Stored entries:
# # # #
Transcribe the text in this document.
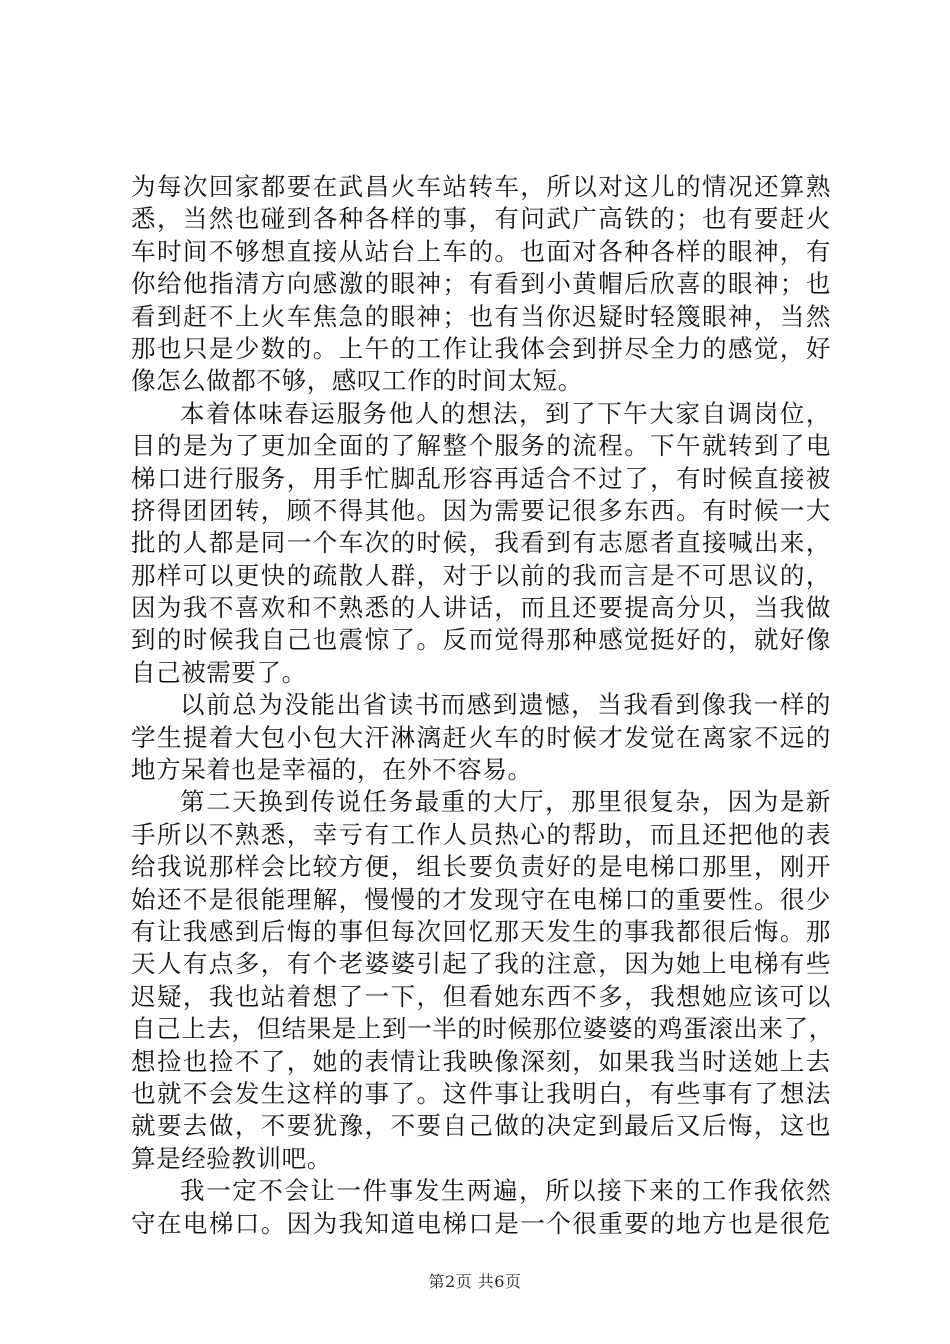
为每次回家都要在武昌火车站转车，所以对这儿的情况还算熟
悉，当然也碰到各种各样的事，有问武广高铁的；也有要赶火
车时间不够想直接从站台上车的。也面对各种各样的眼神，有
你给他指清方向感激的眼神；有看到小黄帽后欣喜的眼神；也
看到赶不上火车焦急的眼神；也有当你迟疑时轻篾眼神，当然
那也只是少数的。上午的工作让我体会到拼尽全力的感觉，好
像怎么做都不够，感叹工作的时间太短。
本着体味春运服务他人的想法，到了下午大家自调岗位，
目的是为了更加全面的了解整个服务的流程。下午就转到了电
梯口进行服务，用手忙脚乱形容再适合不过了，有时候直接被
挤得团团转，顾不得其他。因为需要记很多东西。有时候一大
批的人都是同一个车次的时候，我看到有志愿者直接喊出来，
那样可以更快的疏散人群，对于以前的我而言是不可思议的，
因为我不喜欢和不熟悉的人讲话，而且还要提高分贝，当我做
到的时候我自己也震惊了。反而觉得那种感觉挺好的，就好像
自己被需要了。
以前总为没能出省读书而感到遗憾，当我看到像我一样的
学生提着大包小包大汗淋漓赶火车的时候才发觉在离家不远的
地方呆着也是幸福的，在外不容易。
第二天换到传说任务最重的大厅，那里很复杂，因为是新
手所以不熟悉，幸亏有工作人员热心的帮助，而且还把他的表
给我说那样会比较方便，组长要负责好的是电梯口那里，刚开
始还不是很能理解，慢慢的才发现守在电梯口的重要性。很少
有让我感到后悔的事但每次回忆那天发生的事我都很后悔。那
天人有点多，有个老婆婆引起了我的注意，因为她上电梯有些
迟疑，我也站着想了一下，但看她东西不多，我想她应该可以
自己上去，但结果是上到一半的时候那位婆婆的鸡蛋滚出来了，
想捡也捡不了，她的表情让我映像深刻，如果我当时送她上去
也就不会发生这样的事了。这件事让我明白，有些事有了想法
就要去做，不要犹豫，不要自己做的决定到最后又后悔，这也
算是经验教训吧。
我一定不会让一件事发生两遍，所以接下来的工作我依然
守在电梯口。因为我知道电梯口是一个很重要的地方也是很危
第2页 共6页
# # # #
SHORT EXERCISE — Reproduce the records above exactly, leaving out every picture they contain.

ANSWER TO THIS EXERCISE —
Transcribe the text in this document.
为每次回家都要在武昌火车站转车，所以对这儿的情况还算熟
悉，当然也碰到各种各样的事，有问武广高铁的；也有要赶火
车时间不够想直接从站台上车的。也面对各种各样的眼神，有
你给他指清方向感激的眼神；有看到小黄帽后欣喜的眼神；也
看到赶不上火车焦急的眼神；也有当你迟疑时轻篾眼神，当然
那也只是少数的。上午的工作让我体会到拼尽全力的感觉，好
像怎么做都不够，感叹工作的时间太短。
本着体味春运服务他人的想法，到了下午大家自调岗位，
目的是为了更加全面的了解整个服务的流程。下午就转到了电
梯口进行服务，用手忙脚乱形容再适合不过了，有时候直接被
挤得团团转，顾不得其他。因为需要记很多东西。有时候一大
批的人都是同一个车次的时候，我看到有志愿者直接喊出来，
那样可以更快的疏散人群，对于以前的我而言是不可思议的，
因为我不喜欢和不熟悉的人讲话，而且还要提高分贝，当我做
到的时候我自己也震惊了。反而觉得那种感觉挺好的，就好像
自己被需要了。
以前总为没能出省读书而感到遗憾，当我看到像我一样的
学生提着大包小包大汗淋漓赶火车的时候才发觉在离家不远的
地方呆着也是幸福的，在外不容易。
第二天换到传说任务最重的大厅，那里很复杂，因为是新
手所以不熟悉，幸亏有工作人员热心的帮助，而且还把他的表
给我说那样会比较方便，组长要负责好的是电梯口那里，刚开
始还不是很能理解，慢慢的才发现守在电梯口的重要性。很少
有让我感到后悔的事但每次回忆那天发生的事我都很后悔。那
天人有点多，有个老婆婆引起了我的注意，因为她上电梯有些
迟疑，我也站着想了一下，但看她东西不多，我想她应该可以
自己上去，但结果是上到一半的时候那位婆婆的鸡蛋滚出来了，
想捡也捡不了，她的表情让我映像深刻，如果我当时送她上去
也就不会发生这样的事了。这件事让我明白，有些事有了想法
就要去做，不要犹豫，不要自己做的决定到最后又后悔，这也
算是经验教训吧。
我一定不会让一件事发生两遍，所以接下来的工作我依然
守在电梯口。因为我知道电梯口是一个很重要的地方也是很危
第2页 共6页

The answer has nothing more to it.